:: Provided text ::
◆ ◆ ◆ ◆ ◆ ◆ ◆

# What are you people, some type of preeverts?



## pleeho (Jun 8, 2009)

I was looking around the forum I realize that many of you here are sickeningly addicted to the Kindle as a fetishistic object.  You see the same type of object worship with expensive dSLR cameras, or expensive telescopes, guns, fountain pens, cars, computers, ipod/iphones.  I find it interesting that the Kindles seem to inspire similar heights of obsessions.  I've been reading my *ss off on my KDX since I received it last month.  With alll the socializing you're doing on this forum, when do you people find the time to read your Kindles??!!!


----------



## telracs (Jul 12, 2009)

when we're someplace we don't have computer access....


----------



## Shizu (Oct 27, 2008)

That is the problem... no time to read my kindle when I'm on KB. I have to stay away from KB.


----------



## Bren S. (May 10, 2009)

Hmmm yes I am addicted to my Kindles..and I am loving every minute of it too.  

As to when I find time to read,well I read when I feel like it, when there is time etc.

Reading is a "hobby" and I have several of those.  

Glad you are enjoying your KDX.


----------



## Tippy (Dec 8, 2008)

I believe the people on the forum are very well organized and efficiently use all their time. . .


----------



## MAGreen (Jan 5, 2009)

I read whenever I am not on KB...and sometimes even while I am!


----------



## Spiritwind 1 (Jun 18, 2009)

I read a couple of hours a day. I also work, but when I am not on deployment I love to visit KB several times a day. It is just part of my life! But Preevert I am not!!!!! Enjoy!


----------



## Leslie (Apr 7, 2008)

I multi-task...


L


----------



## lynninva (Feb 7, 2009)

I read at various times throughout the day, but much more on weekends.  For the most part, I am on KBs while watching TV with DH.  

When I am reading, I completely tune out the outside world; it is as if no one else is in the room.  And interruptions are not welcome.

If we are watching TV, especially the news or non-drama shows, I half-listen to the TV & catch up on the boards.  We can carry on a conversation about what we have just seen or something else going on in our lives.  I consider that to be multi-tasking, not interruptions, and he doesn't feel neglected.


----------



## Gajetman (Jul 17, 2009)

Yes of course we are! We are all sick people who love to read and be entertained.  You mentioned just about all of my interests in your post!  The Kindle is another cool item that provides a lot of entertainment in a lot of slick ways, and some not so slick.  The word needs to get out.  I was not always interested in the Kindle, but something happened in the last few weeks.  I think I will be reading a lot more, and I had slowed down in that department which is not good.  The Kindle to me makes reading more fun and so does this site.

◆ ◆ ◆ ◆ ◆ ◆ ◆

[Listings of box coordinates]
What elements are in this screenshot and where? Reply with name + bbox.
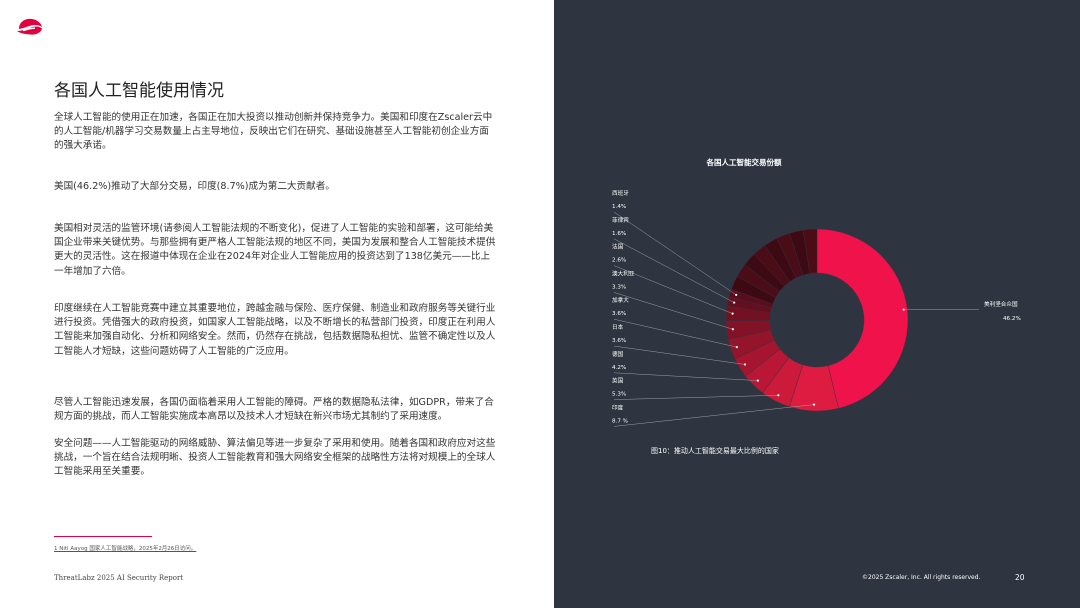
chart-value-1: 1.6% [612,231,626,237]
chart-label-3: 澳大利亚 [612,269,635,277]
paragraph-india: 印度继续在人工智能竞赛中建立其重要地位，跨越金融与保险、医疗保健、制造业和政府服… [54,303,496,357]
chart-label-5: 日本 [612,323,624,331]
donut-chart: 美利坚合众国 46.2% 西班牙 1.4% 菲律宾 1.6% 法国 2.6% 澳大利亚 3.3% 加… [612,189,1021,427]
paragraph-us-regulation: 美国相对灵活的监管环境(请参阅人工智能法规的不断变化)，促进了人工智能的实验和部… [54,223,496,277]
page-number: 20 [1015,573,1025,582]
paragraph-security: 安全问题——人工智能驱动的网络威胁、算法偏见等进一步复杂了采用和使用。随着各国和… [54,438,496,478]
leader-dot-4 [735,346,738,349]
footnote-divider [54,536,152,537]
chart-value-3: 3.3% [612,284,626,290]
donut-slice-usa [816,228,909,409]
leader-line-8 [613,404,815,427]
leader-dot-7 [777,394,780,397]
leader-line-0 [613,211,737,296]
leader-line-6 [613,372,758,381]
chart-value-7: 5.3% [612,392,626,398]
leader-dot-2 [731,312,734,315]
page-title: 各国人工智能使用情况 [54,81,224,101]
paragraph-share-summary: 美国(46.2%)推动了大部分交易，印度(8.7%)成为第二大贡献者。 [54,181,335,192]
chart-label-7: 英国 [612,377,624,385]
chart-label-6: 德国 [612,350,624,358]
footer-copyright: ©2025 Zscaler, Inc. All rights reserved. [862,574,981,581]
leader-line-4 [613,318,737,348]
chart-value-6: 4.2% [612,365,626,371]
chart-label-8: 印度 [612,403,624,411]
text-panel: 各国人工智能使用情况 全球人工智能的使用正在加速，各国正在加大投资以推动创新并保… [17,18,496,582]
leader-line-1 [613,238,735,303]
leader-dot-8 [812,403,816,406]
chart-panel [554,0,1080,608]
chart-value-2: 2.6% [612,258,626,264]
leader-dot-1 [733,301,736,304]
leader-dot-3 [731,328,734,331]
chart-label-4: 加拿大 [612,296,629,304]
donut-slice-other-7 [802,228,818,274]
chart-value-8: 8.7 % [612,418,628,424]
footer-report-title: ThreatLabz 2025 AI Security Report [54,574,184,582]
leader-line-2 [613,265,733,314]
footnote-link[interactable]: 1 Niti Aayog 国家人工智能战略，2025年2月26日访问。 [54,546,197,552]
leader-line-3 [613,292,733,330]
leader-dot-6 [756,379,760,382]
leader-dot-0 [735,293,738,296]
chart-value-usa: 46.2% [1003,316,1021,322]
chart-label-2: 法国 [612,243,624,251]
leader-dot-5 [743,363,747,366]
chart-value-0: 1.4% [612,204,626,210]
chart-label-0: 西班牙 [612,189,629,197]
paragraph-barriers: 尽管人工智能迅速发展，各国仍面临着采用人工智能的障碍。严格的数据隐私法律，如GD… [54,397,494,423]
leader-line-5 [613,345,746,365]
chart-label-usa: 美利坚合众国 [984,300,1018,308]
chart-title: 各国人工智能交易份额 [706,158,782,167]
chart-caption: 图10：推动人工智能交易最大比例的国家 [651,447,779,455]
chart-value-5: 3.6% [612,338,626,344]
zscaler-logo-icon [17,18,42,35]
paragraph-intro: 全球人工智能的使用正在加速，各国正在加大投资以推动创新并保持竞争力。美国和印度在… [54,112,493,152]
chart-label-1: 菲律宾 [612,216,629,224]
leader-line-7 [613,395,779,400]
chart-value-4: 3.6% [612,311,626,317]
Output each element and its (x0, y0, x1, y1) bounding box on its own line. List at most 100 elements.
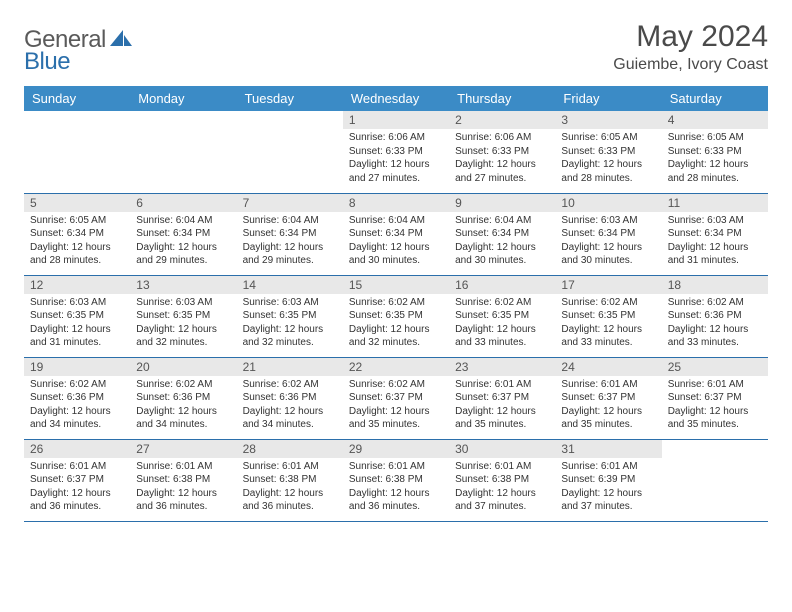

◆ ◆ ◆ ◆ ◆ ◆ ◆

:: Tasks to complete ::
A - In the records, duplicate the lines starting at the one that contains "chart-value-1: 1.6% [612,231,626,237]" and ending after the one that contains "zscaler-logo-icon [17,18,42,35]".
B - Pick up the Kindle forum thread after its last post and keep it going.
The records bear no relation to the Kindle forum thread.

:: Results by task ::
A -
chart-value-1: 1.6% [612,231,626,237]
chart-label-3: 澳大利亚 [612,269,635,277]
paragraph-india: 印度继续在人工智能竞赛中建立其重要地位，跨越金融与保险、医疗保健、制造业和政府服… [54,303,496,357]
chart-label-5: 日本 [612,323,624,331]
donut-chart: 美利坚合众国 46.2% 西班牙 1.4% 菲律宾 1.6% 法国 2.6% 澳大利亚 3.3% 加… [612,189,1021,427]
paragraph-us-regulation: 美国相对灵活的监管环境(请参阅人工智能法规的不断变化)，促进了人工智能的实验和部… [54,223,496,277]
page-number: 20 [1015,573,1025,582]
paragraph-security: 安全问题——人工智能驱动的网络威胁、算法偏见等进一步复杂了采用和使用。随着各国和… [54,438,496,478]
leader-dot-4 [735,346,738,349]
footnote-divider [54,536,152,537]
chart-value-3: 3.3% [612,284,626,290]
donut-slice-usa [816,228,909,409]
leader-line-8 [613,404,815,427]
leader-dot-7 [777,394,780,397]
leader-line-0 [613,211,737,296]
leader-line-6 [613,372,758,381]
chart-value-7: 5.3% [612,392,626,398]
leader-dot-2 [731,312,734,315]
page-title: 各国人工智能使用情况 [54,81,224,101]
paragraph-share-summary: 美国(46.2%)推动了大部分交易，印度(8.7%)成为第二大贡献者。 [54,181,335,192]
chart-label-7: 英国 [612,377,624,385]
chart-label-6: 德国 [612,350,624,358]
footer-copyright: ©2025 Zscaler, Inc. All rights reserved. [862,574,981,581]
leader-line-4 [613,318,737,348]
chart-value-6: 4.2% [612,365,626,371]
chart-label-8: 印度 [612,403,624,411]
text-panel: 各国人工智能使用情况 全球人工智能的使用正在加速，各国正在加大投资以推动创新并保… [17,18,496,582]
leader-line-1 [613,238,735,303]
leader-dot-8 [812,403,816,406]
chart-panel [554,0,1080,608]
chart-value-2: 2.6% [612,258,626,264]
leader-dot-1 [733,301,736,304]
leader-dot-3 [731,328,734,331]
chart-label-4: 加拿大 [612,296,629,304]
donut-slice-other-7 [802,228,818,274]
chart-value-8: 8.7 % [612,418,628,424]
footer-report-title: ThreatLabz 2025 AI Security Report [54,574,184,582]
leader-line-2 [613,265,733,314]
footnote-link[interactable]: 1 Niti Aayog 国家人工智能战略，2025年2月26日访问。 [54,546,197,552]
leader-line-3 [613,292,733,330]
leader-dot-6 [756,379,760,382]
leader-dot-0 [735,293,738,296]
chart-value-usa: 46.2% [1003,316,1021,322]
chart-label-2: 法国 [612,243,624,251]
leader-dot-5 [743,363,747,366]
chart-value-0: 1.4% [612,204,626,210]
chart-label-0: 西班牙 [612,189,629,197]
paragraph-barriers: 尽管人工智能迅速发展，各国仍面临着采用人工智能的障碍。严格的数据隐私法律，如GD… [54,397,494,423]
leader-line-5 [613,345,746,365]
chart-label-usa: 美利坚合众国 [984,300,1018,308]
chart-title: 各国人工智能交易份额 [706,158,782,167]
chart-caption: 图10：推动人工智能交易最大比例的国家 [651,447,779,455]
chart-value-5: 3.6% [612,338,626,344]
zscaler-logo-icon [17,18,42,35]

B -
----------



## KindleMur (Feb 16, 2009)

Well let's see. I have a K2, a DX, an Iphone and an Ipod Touch. When I am home I read mostly on the DX. Often I go with my Esposa when she shops.  I just take along K2 and find a comfortable spot, mall, store, park, etc. and read until my heart's content.  If I am at the Doctor's office or someplace where I just have a few minutes, out comes the Iphone or the Ipod Touch.  I usually read the same book on all the devices and that's the great thing about these gadgets, they all talk to each other and keep me on the correct page.

I love it.  I don't have to waste a minute without my reading being handy.


----------



## Gajetman (Jul 17, 2009)

Your the man!  I have an iPhone also and the Kindle app is hot too.  When I'm standing in line somewhere out comes my iPhone and if I feel like reading a bit I just open the Kindle app and start.  What a pleasure. The syncing is great.  Are we having too much fun?


----------



## KindleMur (Feb 16, 2009)

Fun is a bit like Pizza you can never get enough.


----------



## luvmy4brats (Nov 9, 2008)

KindleMur said:


> Fun is a bit like Pizza you can never get enough.


Pizza? Did somebody say Pizza?

Currently multi-tasking on my iPhone. KindleBoards, Twitter, Kindle app. I love that I can check in on KB when I'm out and about.


----------



## marianneg (Nov 4, 2008)

What's a preevert?


----------



## Leslie (Apr 7, 2008)

marianner said:


> What's a preevert?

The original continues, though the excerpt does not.